(Collected data)
----------
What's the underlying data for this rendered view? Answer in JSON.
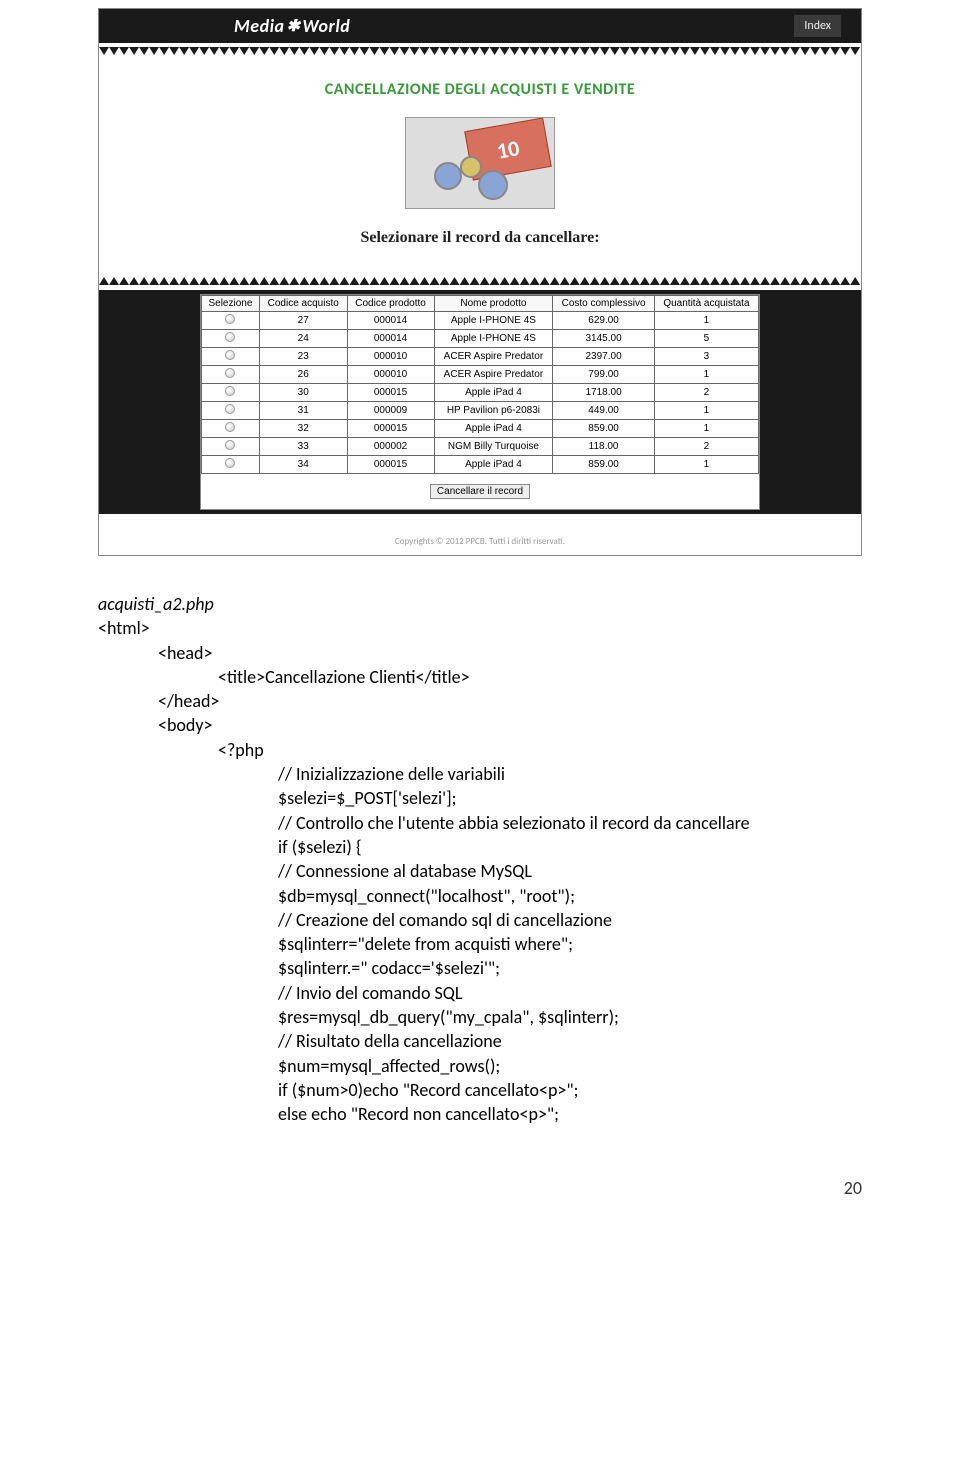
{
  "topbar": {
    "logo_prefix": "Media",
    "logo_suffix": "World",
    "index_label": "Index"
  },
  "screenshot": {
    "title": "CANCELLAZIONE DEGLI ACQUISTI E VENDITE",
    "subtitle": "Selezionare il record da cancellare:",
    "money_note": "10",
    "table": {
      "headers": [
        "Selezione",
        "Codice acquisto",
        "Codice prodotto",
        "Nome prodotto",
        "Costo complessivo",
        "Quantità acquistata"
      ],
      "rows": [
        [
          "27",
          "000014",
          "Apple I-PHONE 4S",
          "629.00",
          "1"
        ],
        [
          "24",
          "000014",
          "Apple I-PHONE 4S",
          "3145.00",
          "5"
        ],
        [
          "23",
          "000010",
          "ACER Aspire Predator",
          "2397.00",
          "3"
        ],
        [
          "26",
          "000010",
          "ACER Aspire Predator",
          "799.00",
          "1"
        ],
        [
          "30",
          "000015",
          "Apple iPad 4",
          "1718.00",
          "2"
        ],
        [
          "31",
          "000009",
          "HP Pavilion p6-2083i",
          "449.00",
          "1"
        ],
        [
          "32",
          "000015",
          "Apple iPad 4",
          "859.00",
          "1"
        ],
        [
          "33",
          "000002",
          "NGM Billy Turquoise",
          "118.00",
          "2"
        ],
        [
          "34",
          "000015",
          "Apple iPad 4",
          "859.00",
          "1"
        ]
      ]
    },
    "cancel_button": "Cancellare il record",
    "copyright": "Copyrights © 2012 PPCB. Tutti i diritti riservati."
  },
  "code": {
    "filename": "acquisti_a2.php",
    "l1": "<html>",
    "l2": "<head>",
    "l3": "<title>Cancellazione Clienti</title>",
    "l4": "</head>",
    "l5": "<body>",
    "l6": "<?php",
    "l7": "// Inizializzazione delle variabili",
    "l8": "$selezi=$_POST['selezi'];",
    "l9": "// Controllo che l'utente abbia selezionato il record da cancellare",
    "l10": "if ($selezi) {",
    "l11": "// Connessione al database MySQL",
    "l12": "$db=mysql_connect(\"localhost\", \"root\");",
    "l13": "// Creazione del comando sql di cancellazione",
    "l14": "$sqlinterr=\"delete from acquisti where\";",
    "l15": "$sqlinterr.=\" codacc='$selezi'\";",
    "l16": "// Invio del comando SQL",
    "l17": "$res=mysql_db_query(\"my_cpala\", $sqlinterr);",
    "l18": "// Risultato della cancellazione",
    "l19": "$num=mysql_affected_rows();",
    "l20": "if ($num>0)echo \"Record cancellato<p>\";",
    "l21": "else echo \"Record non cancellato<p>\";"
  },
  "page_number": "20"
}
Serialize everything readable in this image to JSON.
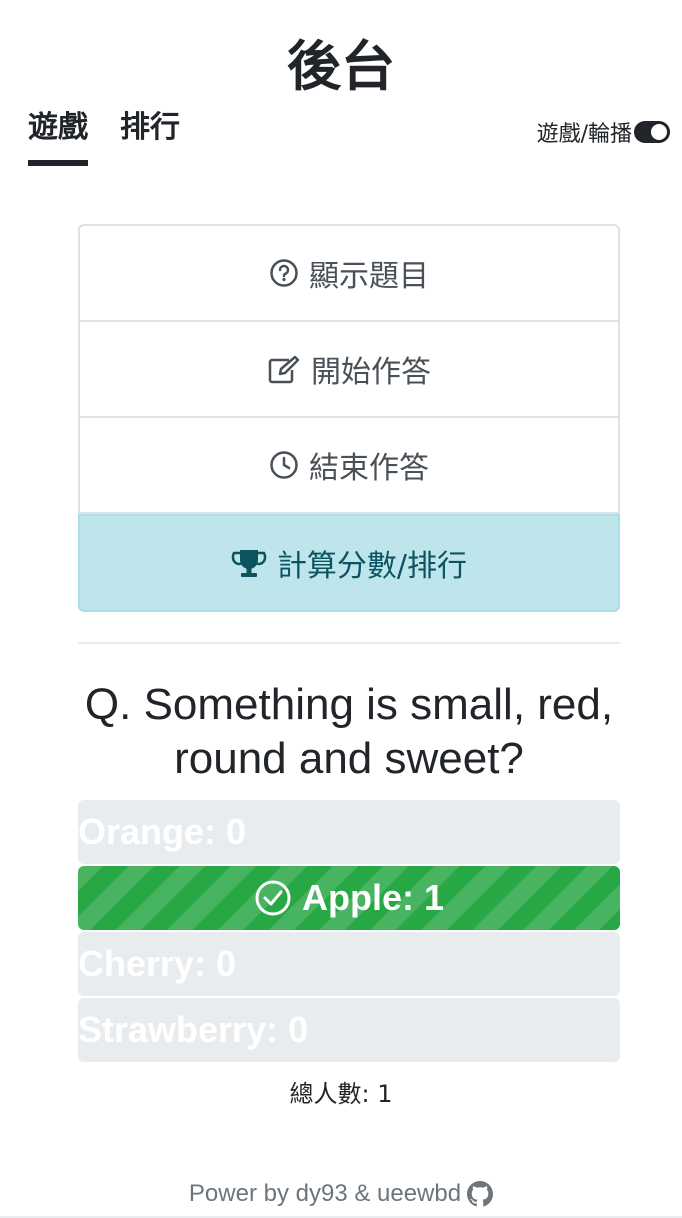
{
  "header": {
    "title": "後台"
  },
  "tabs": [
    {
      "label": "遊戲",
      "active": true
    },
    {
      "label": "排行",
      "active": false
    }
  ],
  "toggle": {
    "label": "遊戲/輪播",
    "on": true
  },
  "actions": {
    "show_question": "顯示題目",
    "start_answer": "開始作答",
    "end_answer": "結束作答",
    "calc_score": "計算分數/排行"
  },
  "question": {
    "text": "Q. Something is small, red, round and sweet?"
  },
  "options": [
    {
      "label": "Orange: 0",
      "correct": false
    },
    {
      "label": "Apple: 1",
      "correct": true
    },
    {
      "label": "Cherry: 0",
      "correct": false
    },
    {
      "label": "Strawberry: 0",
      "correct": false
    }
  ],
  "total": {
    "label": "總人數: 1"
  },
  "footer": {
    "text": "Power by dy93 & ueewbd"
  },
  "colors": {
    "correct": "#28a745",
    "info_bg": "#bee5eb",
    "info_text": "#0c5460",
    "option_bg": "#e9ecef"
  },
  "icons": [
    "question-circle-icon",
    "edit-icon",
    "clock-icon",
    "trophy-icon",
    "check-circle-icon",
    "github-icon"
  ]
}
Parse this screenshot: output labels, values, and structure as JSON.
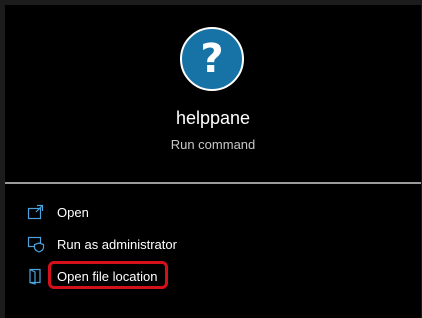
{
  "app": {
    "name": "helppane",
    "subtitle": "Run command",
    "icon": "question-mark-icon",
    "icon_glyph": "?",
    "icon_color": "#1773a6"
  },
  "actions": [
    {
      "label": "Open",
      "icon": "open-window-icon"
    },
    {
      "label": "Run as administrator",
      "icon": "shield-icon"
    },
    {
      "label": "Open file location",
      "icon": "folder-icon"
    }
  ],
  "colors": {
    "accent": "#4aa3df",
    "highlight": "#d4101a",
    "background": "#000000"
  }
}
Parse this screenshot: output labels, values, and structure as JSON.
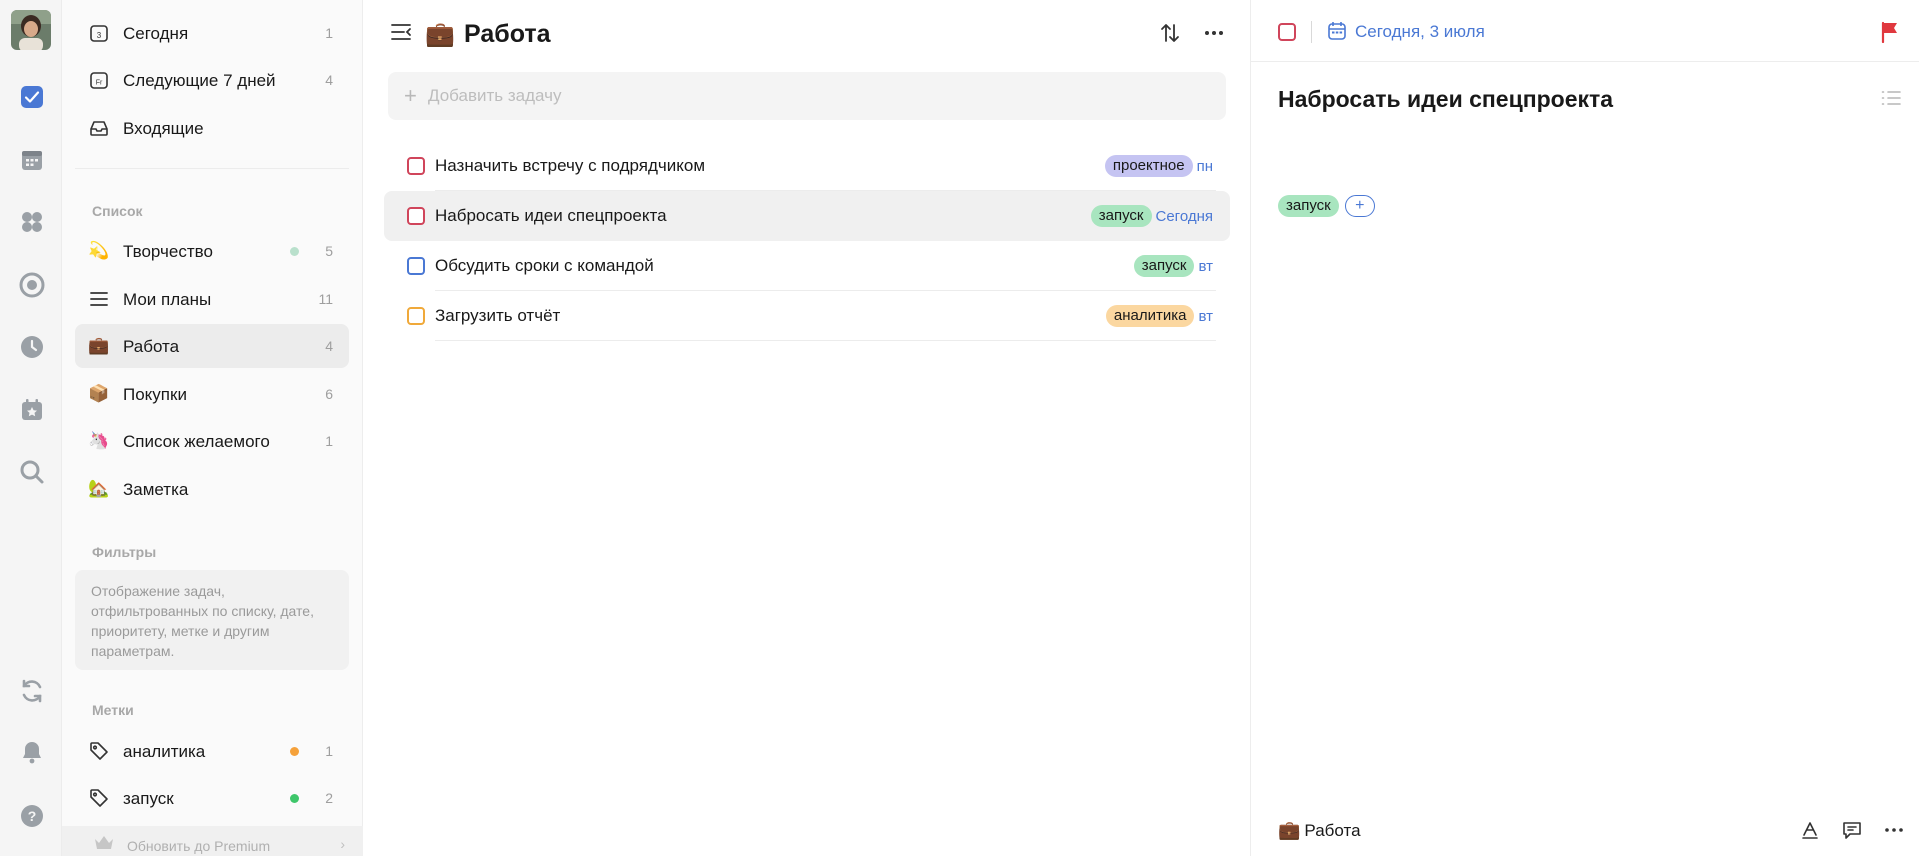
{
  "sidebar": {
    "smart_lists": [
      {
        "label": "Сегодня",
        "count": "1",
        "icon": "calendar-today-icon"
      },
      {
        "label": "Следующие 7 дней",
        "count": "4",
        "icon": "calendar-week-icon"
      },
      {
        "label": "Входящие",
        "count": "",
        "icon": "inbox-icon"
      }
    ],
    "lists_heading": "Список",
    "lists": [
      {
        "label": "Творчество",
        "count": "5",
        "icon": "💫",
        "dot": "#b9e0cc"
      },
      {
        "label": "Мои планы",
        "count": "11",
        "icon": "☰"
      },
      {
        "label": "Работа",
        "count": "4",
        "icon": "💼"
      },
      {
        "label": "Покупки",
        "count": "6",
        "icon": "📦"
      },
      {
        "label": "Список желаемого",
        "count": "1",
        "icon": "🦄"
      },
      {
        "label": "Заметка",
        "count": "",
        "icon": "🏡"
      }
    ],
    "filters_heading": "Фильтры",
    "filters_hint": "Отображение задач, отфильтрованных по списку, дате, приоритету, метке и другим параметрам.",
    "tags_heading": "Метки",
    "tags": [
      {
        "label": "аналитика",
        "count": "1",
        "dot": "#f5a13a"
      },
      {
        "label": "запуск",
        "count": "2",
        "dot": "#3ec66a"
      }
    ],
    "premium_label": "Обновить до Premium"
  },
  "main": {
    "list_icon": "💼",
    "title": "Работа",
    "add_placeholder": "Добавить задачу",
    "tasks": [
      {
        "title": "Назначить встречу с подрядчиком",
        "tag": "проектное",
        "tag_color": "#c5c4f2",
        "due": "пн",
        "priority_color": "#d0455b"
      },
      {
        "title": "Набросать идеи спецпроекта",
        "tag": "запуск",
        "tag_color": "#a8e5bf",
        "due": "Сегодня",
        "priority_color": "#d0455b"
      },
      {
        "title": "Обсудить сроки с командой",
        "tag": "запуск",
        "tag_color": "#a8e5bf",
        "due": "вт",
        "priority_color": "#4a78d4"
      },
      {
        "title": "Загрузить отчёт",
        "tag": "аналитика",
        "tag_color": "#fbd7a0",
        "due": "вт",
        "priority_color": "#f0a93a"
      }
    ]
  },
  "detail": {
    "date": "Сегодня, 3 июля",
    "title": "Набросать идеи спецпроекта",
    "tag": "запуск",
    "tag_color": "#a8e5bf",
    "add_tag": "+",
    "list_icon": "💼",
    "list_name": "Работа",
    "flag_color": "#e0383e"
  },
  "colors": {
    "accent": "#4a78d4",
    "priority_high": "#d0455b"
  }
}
----------
▶ **Given task**
Reproduce each record from above exactly; pictures do not belong in the copy.

▶ **Solved problem**
What's the underlying data for this rendered view? Answer in JSON.
{
  "topbar": {
    "logo_prefix": "Media",
    "logo_suffix": "World",
    "index_label": "Index"
  },
  "screenshot": {
    "title": "CANCELLAZIONE DEGLI ACQUISTI E VENDITE",
    "subtitle": "Selezionare il record da cancellare:",
    "money_note": "10",
    "table": {
      "headers": [
        "Selezione",
        "Codice acquisto",
        "Codice prodotto",
        "Nome prodotto",
        "Costo complessivo",
        "Quantità acquistata"
      ],
      "rows": [
        [
          "27",
          "000014",
          "Apple I-PHONE 4S",
          "629.00",
          "1"
        ],
        [
          "24",
          "000014",
          "Apple I-PHONE 4S",
          "3145.00",
          "5"
        ],
        [
          "23",
          "000010",
          "ACER Aspire Predator",
          "2397.00",
          "3"
        ],
        [
          "26",
          "000010",
          "ACER Aspire Predator",
          "799.00",
          "1"
        ],
        [
          "30",
          "000015",
          "Apple iPad 4",
          "1718.00",
          "2"
        ],
        [
          "31",
          "000009",
          "HP Pavilion p6-2083i",
          "449.00",
          "1"
        ],
        [
          "32",
          "000015",
          "Apple iPad 4",
          "859.00",
          "1"
        ],
        [
          "33",
          "000002",
          "NGM Billy Turquoise",
          "118.00",
          "2"
        ],
        [
          "34",
          "000015",
          "Apple iPad 4",
          "859.00",
          "1"
        ]
      ]
    },
    "cancel_button": "Cancellare il record",
    "copyright": "Copyrights © 2012 PPCB. Tutti i diritti riservati."
  },
  "code": {
    "filename": "acquisti_a2.php",
    "l1": "<html>",
    "l2": "<head>",
    "l3": "<title>Cancellazione Clienti</title>",
    "l4": "</head>",
    "l5": "<body>",
    "l6": "<?php",
    "l7": "// Inizializzazione delle variabili",
    "l8": "$selezi=$_POST['selezi'];",
    "l9": "// Controllo che l'utente abbia selezionato il record da cancellare",
    "l10": "if ($selezi) {",
    "l11": "// Connessione al database MySQL",
    "l12": "$db=mysql_connect(\"localhost\", \"root\");",
    "l13": "// Creazione del comando sql di cancellazione",
    "l14": "$sqlinterr=\"delete from acquisti where\";",
    "l15": "$sqlinterr.=\" codacc='$selezi'\";",
    "l16": "// Invio del comando SQL",
    "l17": "$res=mysql_db_query(\"my_cpala\", $sqlinterr);",
    "l18": "// Risultato della cancellazione",
    "l19": "$num=mysql_affected_rows();",
    "l20": "if ($num>0)echo \"Record cancellato<p>\";",
    "l21": "else echo \"Record non cancellato<p>\";"
  },
  "page_number": "20"
}
Serialize everything readable in this image to JSON.
{
  "header": {
    "title": "後台"
  },
  "tabs": [
    {
      "label": "遊戲",
      "active": true
    },
    {
      "label": "排行",
      "active": false
    }
  ],
  "toggle": {
    "label": "遊戲/輪播",
    "on": true
  },
  "actions": {
    "show_question": "顯示題目",
    "start_answer": "開始作答",
    "end_answer": "結束作答",
    "calc_score": "計算分數/排行"
  },
  "question": {
    "text": "Q. Something is small, red, round and sweet?"
  },
  "options": [
    {
      "label": "Orange: 0",
      "correct": false
    },
    {
      "label": "Apple: 1",
      "correct": true
    },
    {
      "label": "Cherry: 0",
      "correct": false
    },
    {
      "label": "Strawberry: 0",
      "correct": false
    }
  ],
  "total": {
    "label": "總人數: 1"
  },
  "footer": {
    "text": "Power by dy93 & ueewbd"
  },
  "colors": {
    "correct": "#28a745",
    "info_bg": "#bee5eb",
    "info_text": "#0c5460",
    "option_bg": "#e9ecef"
  },
  "icons": [
    "question-circle-icon",
    "edit-icon",
    "clock-icon",
    "trophy-icon",
    "check-circle-icon",
    "github-icon"
  ]
}
Parse this screenshot: output labels, values, and structure as JSON.
{
  "app": {
    "name": "helppane",
    "subtitle": "Run command",
    "icon": "question-mark-icon",
    "icon_glyph": "?",
    "icon_color": "#1773a6"
  },
  "actions": [
    {
      "label": "Open",
      "icon": "open-window-icon"
    },
    {
      "label": "Run as administrator",
      "icon": "shield-icon"
    },
    {
      "label": "Open file location",
      "icon": "folder-icon"
    }
  ],
  "colors": {
    "accent": "#4aa3df",
    "highlight": "#d4101a",
    "background": "#000000"
  }
}
Parse this screenshot: output labels, values, and structure as JSON.
{
  "sidebar": {
    "smart_lists": [
      {
        "label": "Сегодня",
        "count": "1",
        "icon": "calendar-today-icon"
      },
      {
        "label": "Следующие 7 дней",
        "count": "4",
        "icon": "calendar-week-icon"
      },
      {
        "label": "Входящие",
        "count": "",
        "icon": "inbox-icon"
      }
    ],
    "lists_heading": "Список",
    "lists": [
      {
        "label": "Творчество",
        "count": "5",
        "icon": "💫",
        "dot": "#b9e0cc"
      },
      {
        "label": "Мои планы",
        "count": "11",
        "icon": "☰"
      },
      {
        "label": "Работа",
        "count": "4",
        "icon": "💼"
      },
      {
        "label": "Покупки",
        "count": "6",
        "icon": "📦"
      },
      {
        "label": "Список желаемого",
        "count": "1",
        "icon": "🦄"
      },
      {
        "label": "Заметка",
        "count": "",
        "icon": "🏡"
      }
    ],
    "filters_heading": "Фильтры",
    "filters_hint": "Отображение задач, отфильтрованных по списку, дате, приоритету, метке и другим параметрам.",
    "tags_heading": "Метки",
    "tags": [
      {
        "label": "аналитика",
        "count": "1",
        "dot": "#f5a13a"
      },
      {
        "label": "запуск",
        "count": "2",
        "dot": "#3ec66a"
      }
    ],
    "premium_label": "Обновить до Premium"
  },
  "main": {
    "list_icon": "💼",
    "title": "Работа",
    "add_placeholder": "Добавить задачу",
    "tasks": [
      {
        "title": "Назначить встречу с подрядчиком",
        "tag": "проектное",
        "tag_color": "#c5c4f2",
        "due": "пн",
        "priority_color": "#d0455b"
      },
      {
        "title": "Набросать идеи спецпроекта",
        "tag": "запуск",
        "tag_color": "#a8e5bf",
        "due": "Сегодня",
        "priority_color": "#d0455b"
      },
      {
        "title": "Обсудить сроки с командой",
        "tag": "запуск",
        "tag_color": "#a8e5bf",
        "due": "вт",
        "priority_color": "#4a78d4"
      },
      {
        "title": "Загрузить отчёт",
        "tag": "аналитика",
        "tag_color": "#fbd7a0",
        "due": "вт",
        "priority_color": "#f0a93a"
      }
    ]
  },
  "detail": {
    "date": "Сегодня, 3 июля",
    "title": "Набросать идеи спецпроекта",
    "tag": "запуск",
    "tag_color": "#a8e5bf",
    "add_tag": "+",
    "list_icon": "💼",
    "list_name": "Работа",
    "flag_color": "#e0383e"
  },
  "colors": {
    "accent": "#4a78d4",
    "priority_high": "#d0455b"
  }
}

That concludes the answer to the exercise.